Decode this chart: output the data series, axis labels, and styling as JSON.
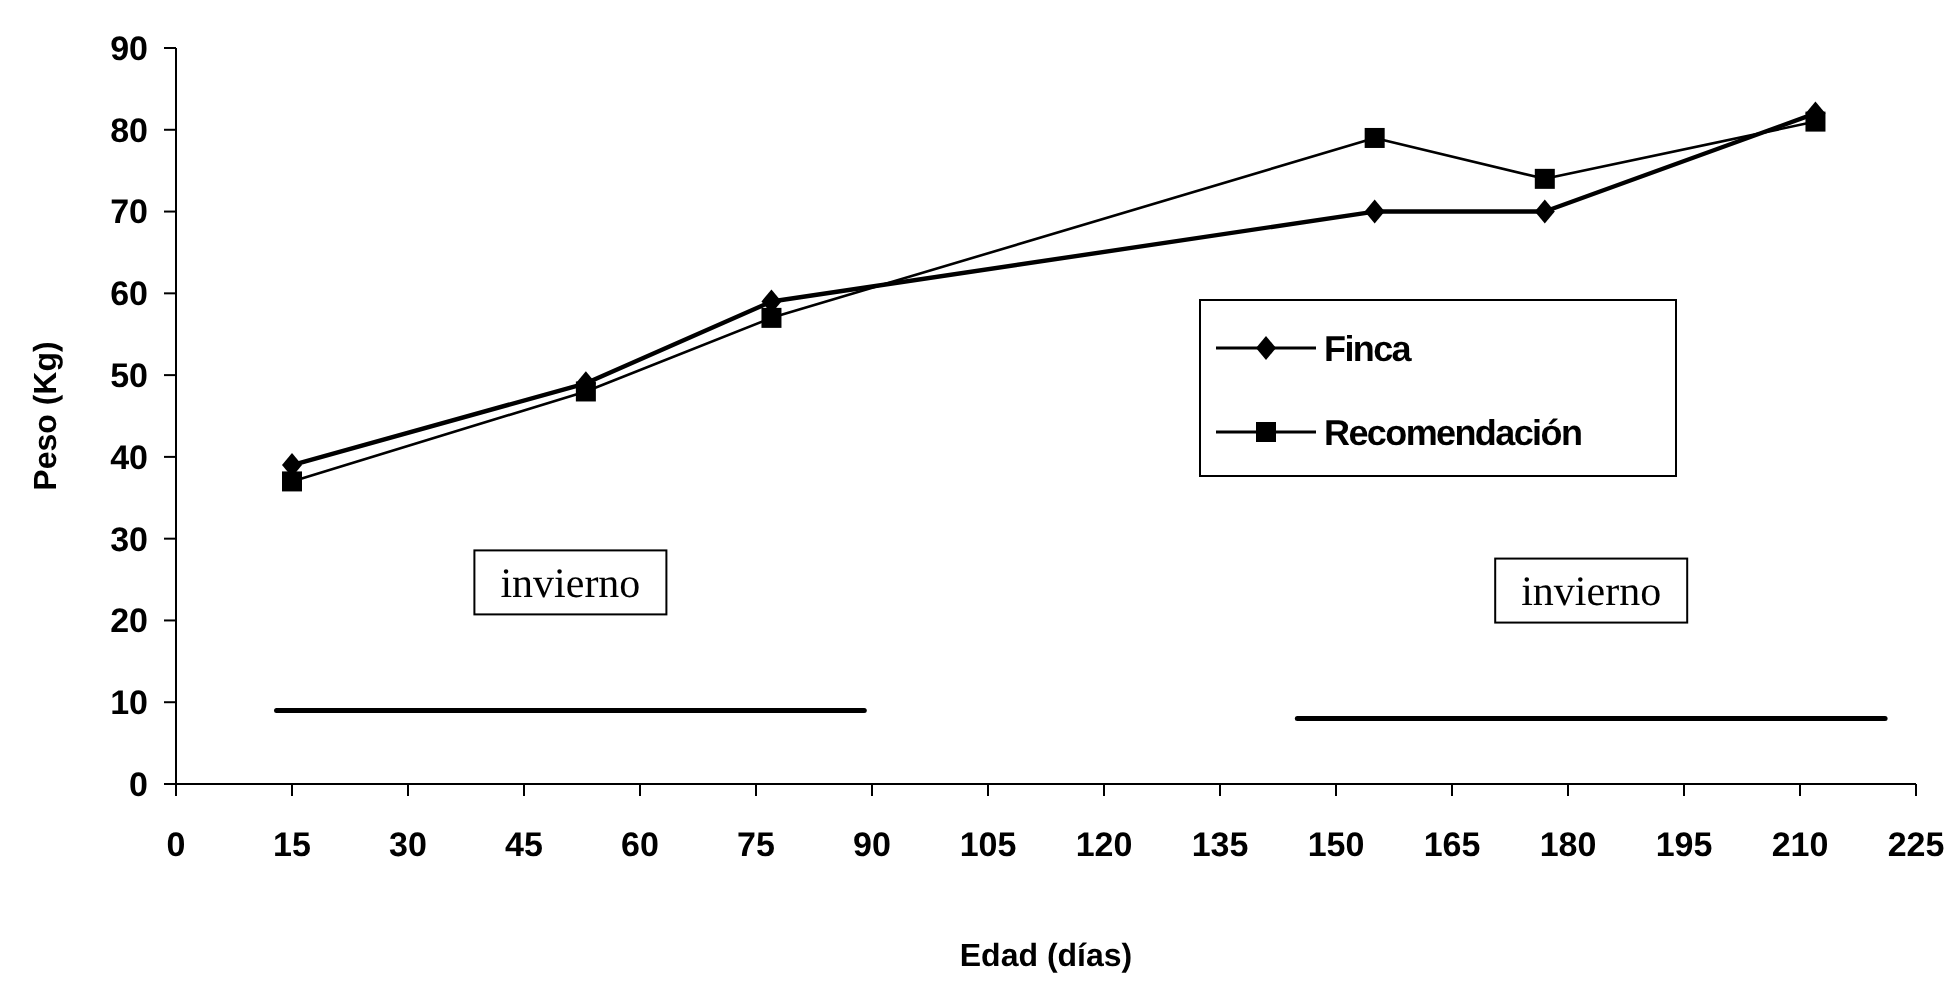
{
  "chart_data": {
    "type": "line",
    "xlabel": "Edad (días)",
    "ylabel": "Peso (Kg)",
    "xlim": [
      0,
      225
    ],
    "xticks": [
      0,
      15,
      30,
      45,
      60,
      75,
      90,
      105,
      120,
      135,
      150,
      165,
      180,
      195,
      210,
      225
    ],
    "ylim": [
      0,
      90
    ],
    "yticks": [
      0,
      10,
      20,
      30,
      40,
      50,
      60,
      70,
      80,
      90
    ],
    "x": [
      15,
      53,
      77,
      155,
      177,
      212
    ],
    "series": [
      {
        "name": "Finca",
        "color": "#000000",
        "marker": "diamond",
        "values": [
          39,
          49,
          59,
          70,
          70,
          82
        ]
      },
      {
        "name": "Recomendación",
        "color": "#000000",
        "marker": "square",
        "values": [
          37,
          48,
          57,
          79,
          74,
          81
        ]
      },
      {
        "color": "#000000",
        "marker": "none",
        "x": [
          13,
          89
        ],
        "values": [
          9,
          9
        ]
      },
      {
        "color": "#000000",
        "marker": "none",
        "x": [
          145,
          221
        ],
        "values": [
          8,
          8
        ]
      }
    ],
    "annotations": [
      "invierno",
      "invierno"
    ],
    "grid": false,
    "legend": "right",
    "line_style": "solid"
  }
}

********

(Goal of the exercise) Find and copy each line above that includes the string "marker".

(Response for this exercise)
        "marker": "diamond",
        "marker": "square",
        "marker": "none",
        "marker": "none",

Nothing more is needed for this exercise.